> _INSTRUCTION_
Below is a set of records. Repeat all of them exactly.

> _AVAILABLE RECORDS_
□ □ □ □ □

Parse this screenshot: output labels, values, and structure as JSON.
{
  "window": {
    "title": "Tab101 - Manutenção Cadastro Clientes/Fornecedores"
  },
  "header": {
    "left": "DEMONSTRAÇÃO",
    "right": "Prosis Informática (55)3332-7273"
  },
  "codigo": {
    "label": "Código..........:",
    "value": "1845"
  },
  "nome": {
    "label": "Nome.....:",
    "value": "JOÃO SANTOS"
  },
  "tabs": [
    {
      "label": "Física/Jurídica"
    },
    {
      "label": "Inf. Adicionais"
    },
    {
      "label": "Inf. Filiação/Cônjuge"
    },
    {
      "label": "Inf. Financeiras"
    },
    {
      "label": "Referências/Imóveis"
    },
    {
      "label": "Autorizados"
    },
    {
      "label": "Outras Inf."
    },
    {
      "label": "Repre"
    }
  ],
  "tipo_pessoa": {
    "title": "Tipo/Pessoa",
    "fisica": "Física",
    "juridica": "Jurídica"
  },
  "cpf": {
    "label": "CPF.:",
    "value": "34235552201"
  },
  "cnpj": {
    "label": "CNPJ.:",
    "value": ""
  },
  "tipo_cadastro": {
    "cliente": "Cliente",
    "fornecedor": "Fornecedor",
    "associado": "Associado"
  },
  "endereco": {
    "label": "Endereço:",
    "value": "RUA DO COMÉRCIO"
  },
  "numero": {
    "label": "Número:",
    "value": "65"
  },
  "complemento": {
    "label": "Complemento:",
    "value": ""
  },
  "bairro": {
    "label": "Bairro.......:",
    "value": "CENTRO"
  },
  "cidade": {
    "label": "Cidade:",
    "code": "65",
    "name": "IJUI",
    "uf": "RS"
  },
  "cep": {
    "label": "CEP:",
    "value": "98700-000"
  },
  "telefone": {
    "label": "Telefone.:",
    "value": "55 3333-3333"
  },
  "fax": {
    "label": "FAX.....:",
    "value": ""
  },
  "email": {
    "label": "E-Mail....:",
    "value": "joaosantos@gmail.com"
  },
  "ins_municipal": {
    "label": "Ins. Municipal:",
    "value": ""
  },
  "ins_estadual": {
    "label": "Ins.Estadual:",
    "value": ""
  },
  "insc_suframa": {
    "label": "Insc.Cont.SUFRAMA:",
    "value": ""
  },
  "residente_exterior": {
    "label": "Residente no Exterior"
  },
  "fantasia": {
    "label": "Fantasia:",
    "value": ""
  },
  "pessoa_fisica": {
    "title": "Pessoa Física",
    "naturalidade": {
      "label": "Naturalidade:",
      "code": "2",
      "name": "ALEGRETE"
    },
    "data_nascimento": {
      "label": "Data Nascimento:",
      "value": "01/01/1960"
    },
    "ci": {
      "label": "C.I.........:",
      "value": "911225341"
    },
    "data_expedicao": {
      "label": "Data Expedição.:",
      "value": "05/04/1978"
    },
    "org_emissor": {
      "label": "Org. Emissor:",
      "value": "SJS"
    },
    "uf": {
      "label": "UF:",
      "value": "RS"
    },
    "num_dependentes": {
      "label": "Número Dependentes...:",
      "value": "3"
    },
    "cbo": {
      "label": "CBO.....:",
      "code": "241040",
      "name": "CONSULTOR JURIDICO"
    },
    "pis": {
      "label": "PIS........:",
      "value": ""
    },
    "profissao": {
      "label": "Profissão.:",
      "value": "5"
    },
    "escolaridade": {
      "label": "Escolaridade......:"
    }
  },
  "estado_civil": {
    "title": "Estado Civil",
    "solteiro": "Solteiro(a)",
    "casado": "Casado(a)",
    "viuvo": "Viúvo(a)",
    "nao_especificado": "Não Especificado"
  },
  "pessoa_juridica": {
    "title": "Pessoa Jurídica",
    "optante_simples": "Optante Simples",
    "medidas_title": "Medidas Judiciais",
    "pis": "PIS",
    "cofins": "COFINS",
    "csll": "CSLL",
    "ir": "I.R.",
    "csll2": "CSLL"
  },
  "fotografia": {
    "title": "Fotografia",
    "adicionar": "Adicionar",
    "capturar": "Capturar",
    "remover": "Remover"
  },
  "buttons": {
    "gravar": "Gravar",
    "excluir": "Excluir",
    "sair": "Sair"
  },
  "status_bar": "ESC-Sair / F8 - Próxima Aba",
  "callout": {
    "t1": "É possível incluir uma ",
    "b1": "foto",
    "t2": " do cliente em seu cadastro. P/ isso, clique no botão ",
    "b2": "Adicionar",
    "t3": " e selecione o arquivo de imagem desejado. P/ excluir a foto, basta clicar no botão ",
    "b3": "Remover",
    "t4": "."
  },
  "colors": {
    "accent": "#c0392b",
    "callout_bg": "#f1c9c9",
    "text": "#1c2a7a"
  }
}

□ □ □ □ □

> _SOLUTION_
Parse this screenshot: output labels, values, and structure as JSON.
{
  "window": {
    "title": "Tab101 - Manutenção Cadastro Clientes/Fornecedores"
  },
  "header": {
    "left": "DEMONSTRAÇÃO",
    "right": "Prosis Informática (55)3332-7273"
  },
  "codigo": {
    "label": "Código..........:",
    "value": "1845"
  },
  "nome": {
    "label": "Nome.....:",
    "value": "JOÃO SANTOS"
  },
  "tabs": [
    {
      "label": "Física/Jurídica"
    },
    {
      "label": "Inf. Adicionais"
    },
    {
      "label": "Inf. Filiação/Cônjuge"
    },
    {
      "label": "Inf. Financeiras"
    },
    {
      "label": "Referências/Imóveis"
    },
    {
      "label": "Autorizados"
    },
    {
      "label": "Outras Inf."
    },
    {
      "label": "Repre"
    }
  ],
  "tipo_pessoa": {
    "title": "Tipo/Pessoa",
    "fisica": "Física",
    "juridica": "Jurídica"
  },
  "cpf": {
    "label": "CPF.:",
    "value": "34235552201"
  },
  "cnpj": {
    "label": "CNPJ.:",
    "value": ""
  },
  "tipo_cadastro": {
    "cliente": "Cliente",
    "fornecedor": "Fornecedor",
    "associado": "Associado"
  },
  "endereco": {
    "label": "Endereço:",
    "value": "RUA DO COMÉRCIO"
  },
  "numero": {
    "label": "Número:",
    "value": "65"
  },
  "complemento": {
    "label": "Complemento:",
    "value": ""
  },
  "bairro": {
    "label": "Bairro.......:",
    "value": "CENTRO"
  },
  "cidade": {
    "label": "Cidade:",
    "code": "65",
    "name": "IJUI",
    "uf": "RS"
  },
  "cep": {
    "label": "CEP:",
    "value": "98700-000"
  },
  "telefone": {
    "label": "Telefone.:",
    "value": "55 3333-3333"
  },
  "fax": {
    "label": "FAX.....:",
    "value": ""
  },
  "email": {
    "label": "E-Mail....:",
    "value": "joaosantos@gmail.com"
  },
  "ins_municipal": {
    "label": "Ins. Municipal:",
    "value": ""
  },
  "ins_estadual": {
    "label": "Ins.Estadual:",
    "value": ""
  },
  "insc_suframa": {
    "label": "Insc.Cont.SUFRAMA:",
    "value": ""
  },
  "residente_exterior": {
    "label": "Residente no Exterior"
  },
  "fantasia": {
    "label": "Fantasia:",
    "value": ""
  },
  "pessoa_fisica": {
    "title": "Pessoa Física",
    "naturalidade": {
      "label": "Naturalidade:",
      "code": "2",
      "name": "ALEGRETE"
    },
    "data_nascimento": {
      "label": "Data Nascimento:",
      "value": "01/01/1960"
    },
    "ci": {
      "label": "C.I.........:",
      "value": "911225341"
    },
    "data_expedicao": {
      "label": "Data Expedição.:",
      "value": "05/04/1978"
    },
    "org_emissor": {
      "label": "Org. Emissor:",
      "value": "SJS"
    },
    "uf": {
      "label": "UF:",
      "value": "RS"
    },
    "num_dependentes": {
      "label": "Número Dependentes...:",
      "value": "3"
    },
    "cbo": {
      "label": "CBO.....:",
      "code": "241040",
      "name": "CONSULTOR JURIDICO"
    },
    "pis": {
      "label": "PIS........:",
      "value": ""
    },
    "profissao": {
      "label": "Profissão.:",
      "value": "5"
    },
    "escolaridade": {
      "label": "Escolaridade......:"
    }
  },
  "estado_civil": {
    "title": "Estado Civil",
    "solteiro": "Solteiro(a)",
    "casado": "Casado(a)",
    "viuvo": "Viúvo(a)",
    "nao_especificado": "Não Especificado"
  },
  "pessoa_juridica": {
    "title": "Pessoa Jurídica",
    "optante_simples": "Optante Simples",
    "medidas_title": "Medidas Judiciais",
    "pis": "PIS",
    "cofins": "COFINS",
    "csll": "CSLL",
    "ir": "I.R.",
    "csll2": "CSLL"
  },
  "fotografia": {
    "title": "Fotografia",
    "adicionar": "Adicionar",
    "capturar": "Capturar",
    "remover": "Remover"
  },
  "buttons": {
    "gravar": "Gravar",
    "excluir": "Excluir",
    "sair": "Sair"
  },
  "status_bar": "ESC-Sair / F8 - Próxima Aba",
  "callout": {
    "t1": "É possível incluir uma ",
    "b1": "foto",
    "t2": " do cliente em seu cadastro. P/ isso, clique no botão ",
    "b2": "Adicionar",
    "t3": " e selecione o arquivo de imagem desejado. P/ excluir a foto, basta clicar no botão ",
    "b3": "Remover",
    "t4": "."
  },
  "colors": {
    "accent": "#c0392b",
    "callout_bg": "#f1c9c9",
    "text": "#1c2a7a"
  }
}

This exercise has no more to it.